Stored data
■ ■ ■

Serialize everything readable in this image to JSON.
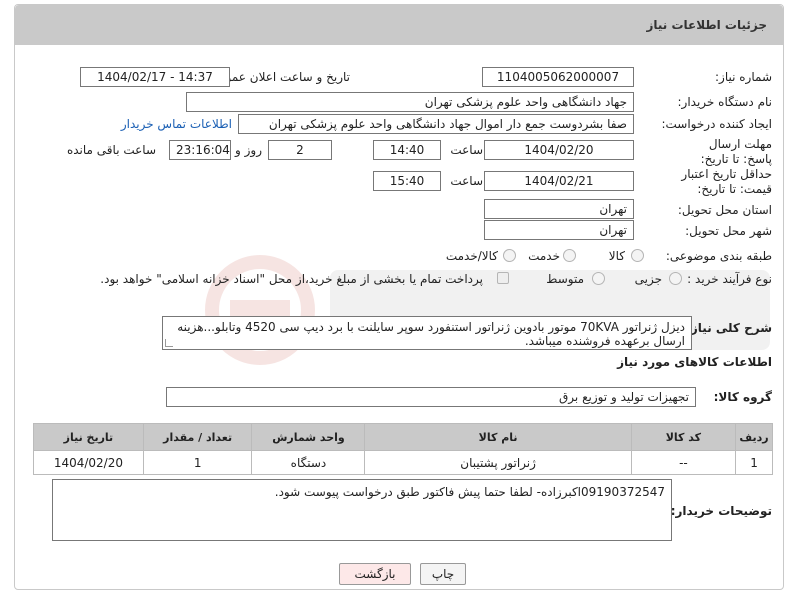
{
  "header": {
    "title": "جزئیات اطلاعات نیاز"
  },
  "fields": {
    "need_number_label": "شماره نیاز:",
    "need_number": "1104005062000007",
    "announce_label": "تاریخ و ساعت اعلان عمومی:",
    "announce_value": "1404/02/17 - 14:37",
    "buyer_org_label": "نام دستگاه خریدار:",
    "buyer_org": "جهاد دانشگاهی واحد علوم پزشکی تهران",
    "creator_label": "ایجاد کننده درخواست:",
    "creator": "صفا بشردوست جمع دار اموال  جهاد دانشگاهی واحد علوم پزشکی تهران",
    "buyer_contact_link": "اطلاعات تماس خریدار",
    "reply_deadline_label": "مهلت ارسال پاسخ: تا تاریخ:",
    "reply_date": "1404/02/20",
    "time_label": "ساعت",
    "reply_time": "14:40",
    "days_value": "2",
    "days_label": "روز و",
    "remaining_time": "23:16:04",
    "remaining_label": "ساعت باقی مانده",
    "price_validity_label": "حداقل تاریخ اعتبار قیمت: تا تاریخ:",
    "price_date": "1404/02/21",
    "price_time": "15:40",
    "province_label": "استان محل تحویل:",
    "province": "تهران",
    "city_label": "شهر محل تحویل:",
    "city": "تهران",
    "category_label": "طبقه بندی موضوعی:",
    "category_options": [
      "کالا",
      "خدمت",
      "کالا/خدمت"
    ],
    "process_label": "نوع فرآیند خرید :",
    "process_options": [
      "جزیی",
      "متوسط"
    ],
    "process_note": "پرداخت تمام یا بخشی از مبلغ خرید،از محل \"اسناد خزانه اسلامی\" خواهد بود.",
    "description_label": "شرح کلی نیاز:",
    "description": "دیزل ژنراتور 70KVA موتور بادوین ژنراتور استنفورد سوپر سایلنت با برد دیپ سی 4520 وتابلو...هزینه ارسال برعهده فروشنده میباشد."
  },
  "goods": {
    "section_title": "اطلاعات کالاهای مورد نیاز",
    "group_label": "گروه کالا:",
    "group_value": "تجهیزات تولید و توزیع برق",
    "columns": [
      "ردیف",
      "کد کالا",
      "نام کالا",
      "واحد شمارش",
      "تعداد / مقدار",
      "تاریخ نیاز"
    ],
    "rows": [
      [
        "1",
        "--",
        "ژنراتور پشتیبان",
        "دستگاه",
        "1",
        "1404/02/20"
      ]
    ]
  },
  "buyer_notes": {
    "label": "توضیحات خریدار:",
    "text": "09190372547اکبرزاده- لطفا حتما پیش فاکتور طبق درخواست پیوست  شود."
  },
  "buttons": {
    "print": "چاپ",
    "back": "بازگشت"
  },
  "colors": {
    "header_bg": "#c9c9c9",
    "link": "#1a5fb4",
    "back_button_bg": "#fde8e8"
  }
}
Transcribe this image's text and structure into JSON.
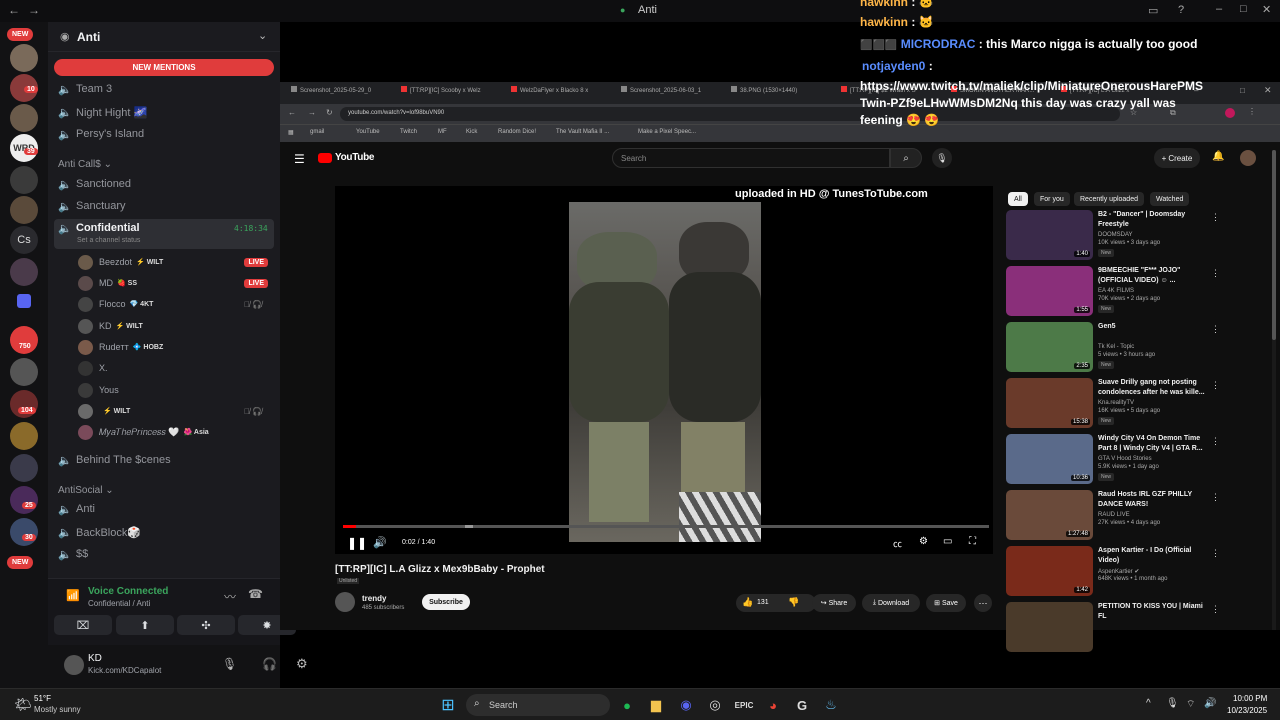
{
  "window": {
    "title": "Anti"
  },
  "rail": {
    "new_top": "NEW",
    "badges": [
      "10",
      "39",
      "750",
      "104",
      "25",
      "30"
    ],
    "new_bottom": "NEW",
    "cs_label": "Cs"
  },
  "server": {
    "name": "Anti",
    "mentions": "NEW MENTIONS"
  },
  "channels_top": [
    "Team 3",
    "Night Hight 🌌",
    "Persy's Island"
  ],
  "category_call": "Anti Call$",
  "channels_mid": [
    "Sanctioned",
    "Sanctuary"
  ],
  "active_channel": {
    "name": "Confidential",
    "timer": "4:18:34",
    "status": "Set a channel status"
  },
  "voice_users": [
    {
      "name": "Beezdot",
      "tag": "⚡ WILT",
      "live": "LIVE"
    },
    {
      "name": "MD",
      "tag": "🍓 SS",
      "live": "LIVE"
    },
    {
      "name": "Flocco",
      "tag": "💎 4KT",
      "live": ""
    },
    {
      "name": "KD",
      "tag": "⚡ WILT",
      "live": ""
    },
    {
      "name": "Rudeтт",
      "tag": "💠 HOBZ",
      "live": ""
    },
    {
      "name": "X.",
      "tag": "",
      "live": ""
    },
    {
      "name": "Yous",
      "tag": "",
      "live": ""
    },
    {
      "name": "",
      "tag": "⚡ WILT",
      "live": ""
    },
    {
      "name": "𝑀𝑦𝑎𝑇ℎ𝑒𝑃𝑟𝑖𝑛𝑐𝑒𝑠𝑠 🤍",
      "tag": "🌺 Asia",
      "live": ""
    }
  ],
  "channel_behind": "Behind The $cenes",
  "category_social": "AntiSocial",
  "channels_social": [
    "Anti",
    "BackBlock🎲",
    "$$"
  ],
  "voice": {
    "status": "Voice Connected",
    "location": "Confidential / Anti"
  },
  "account": {
    "name": "KD",
    "status": "Kick.com/KDCapalot"
  },
  "chat": [
    {
      "user": "hawkinn",
      "msg": ": 🐱"
    },
    {
      "user": "hawkinn",
      "msg": ": 🐱"
    },
    {
      "user": "MICRODRAC",
      "msg": ": this Marco nigga is actually too good"
    },
    {
      "user": "notjayden0",
      "msg": ":"
    },
    {
      "user": "",
      "msg": "https://www.twitch.tv/maliek/clip/MiniatureOnerousHarePMS"
    },
    {
      "user": "",
      "msg": "Twin-PZf9eLHwWMsDM2Nq this day was crazy yall was"
    },
    {
      "user": "",
      "msg": "feening 😍 😍"
    }
  ],
  "browser": {
    "tabs": [
      "Screenshot_2025-05-29_0",
      "[TT:RP][IC] Scooby x Welz",
      "WelzDaFlyer x Blacko 8 x",
      "Screenshot_2025-06-03_1",
      "38.PNG (1530×1440)",
      "[TT:RP][IC] $2 Wrath x S",
      "SMOKIN ANOTHER MAR...",
      "[TT:RP][IC] L.A Glizz x"
    ],
    "url": "youtube.com/watch?v=lof98buVN90",
    "bookmarks": [
      "gmail",
      "YouTube",
      "Twitch",
      "MF",
      "Kick",
      "Random Dice!",
      "The Vault Mafia II ...",
      "Make a Pixel Speec..."
    ]
  },
  "youtube": {
    "logo": "YouTube",
    "search_placeholder": "Search",
    "create": "Create",
    "watermark": "uploaded in HD @ TunesToTube.com",
    "time": "0:02 / 1:40",
    "progress_fraction": 0.02,
    "video_title": "[TT:RP][IC] L.A Glizz x Mex9bBaby - Prophet",
    "unlisted": "Unlisted",
    "channel": "trendy",
    "subscribers": "485 subscribers",
    "subscribe": "Subscribe",
    "likes": "131",
    "share": "Share",
    "download": "Download",
    "save": "Save",
    "chips": [
      "All",
      "For you",
      "Recently uploaded",
      "Watched"
    ],
    "recommendations": [
      {
        "title": "B2 - \"Dancer\" | Doomsday\nFreestyle",
        "channel": "DOOMSDAY",
        "meta": "10K views • 3 days ago",
        "new": "New",
        "duration": "1:40",
        "color": "#3a2a4a"
      },
      {
        "title": "9BMEECHIE \"F*** JOJO\"\n(OFFICIAL VIDEO) ☺ ...",
        "channel": "EA 4K FILMS",
        "meta": "70K views • 2 days ago",
        "new": "New",
        "duration": "1:55",
        "color": "#8a2f7a"
      },
      {
        "title": "Gen5",
        "channel": "Tk Kel - Topic",
        "meta": "5 views • 3 hours ago",
        "new": "New",
        "duration": "2:35",
        "color": "#4d7a48"
      },
      {
        "title": "Suave Drilly gang not posting\ncondolences after he was kille...",
        "channel": "Kna.realityTV",
        "meta": "16K views • 5 days ago",
        "new": "New",
        "duration": "15:38",
        "color": "#6a3a2a"
      },
      {
        "title": "Windy City V4 On Demon Time\nPart 8 | Windy City V4 | GTA R...",
        "channel": "GTA V Hood Stories",
        "meta": "5.9K views • 1 day ago",
        "new": "New",
        "duration": "10:36",
        "color": "#5a6a8a"
      },
      {
        "title": "Raud Hosts IRL GZF PHILLY\nDANCE WARS!",
        "channel": "RAUD LIVE",
        "meta": "27K views • 4 days ago",
        "new": "",
        "duration": "1:27:48",
        "color": "#6a4a3a"
      },
      {
        "title": "Aspen Kartier - I Do (Official\nVideo)",
        "channel": "AspenKartier ✔",
        "meta": "648K views • 1 month ago",
        "new": "",
        "duration": "1:42",
        "color": "#7a2a1a"
      },
      {
        "title": "PETITION TO KISS YOU | Miami\nFL",
        "channel": "",
        "meta": "",
        "new": "",
        "duration": "",
        "color": "#4a3a2a"
      }
    ]
  },
  "taskbar": {
    "weather_temp": "51°F",
    "weather_desc": "Mostly sunny",
    "search": "Search",
    "time": "10:00 PM",
    "date": "10/23/2025"
  }
}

■ ■ ■

- **THE REQUEST**
Identify every line where the string "دانشگاهی" appears.

- **EXERCISE RESPONSE**
    "buyer_org": "جهاد دانشگاهی واحد علوم پزشکی تهران",
    "creator": "صفا بشردوست جمع دار اموال  جهاد دانشگاهی واحد علوم پزشکی تهران",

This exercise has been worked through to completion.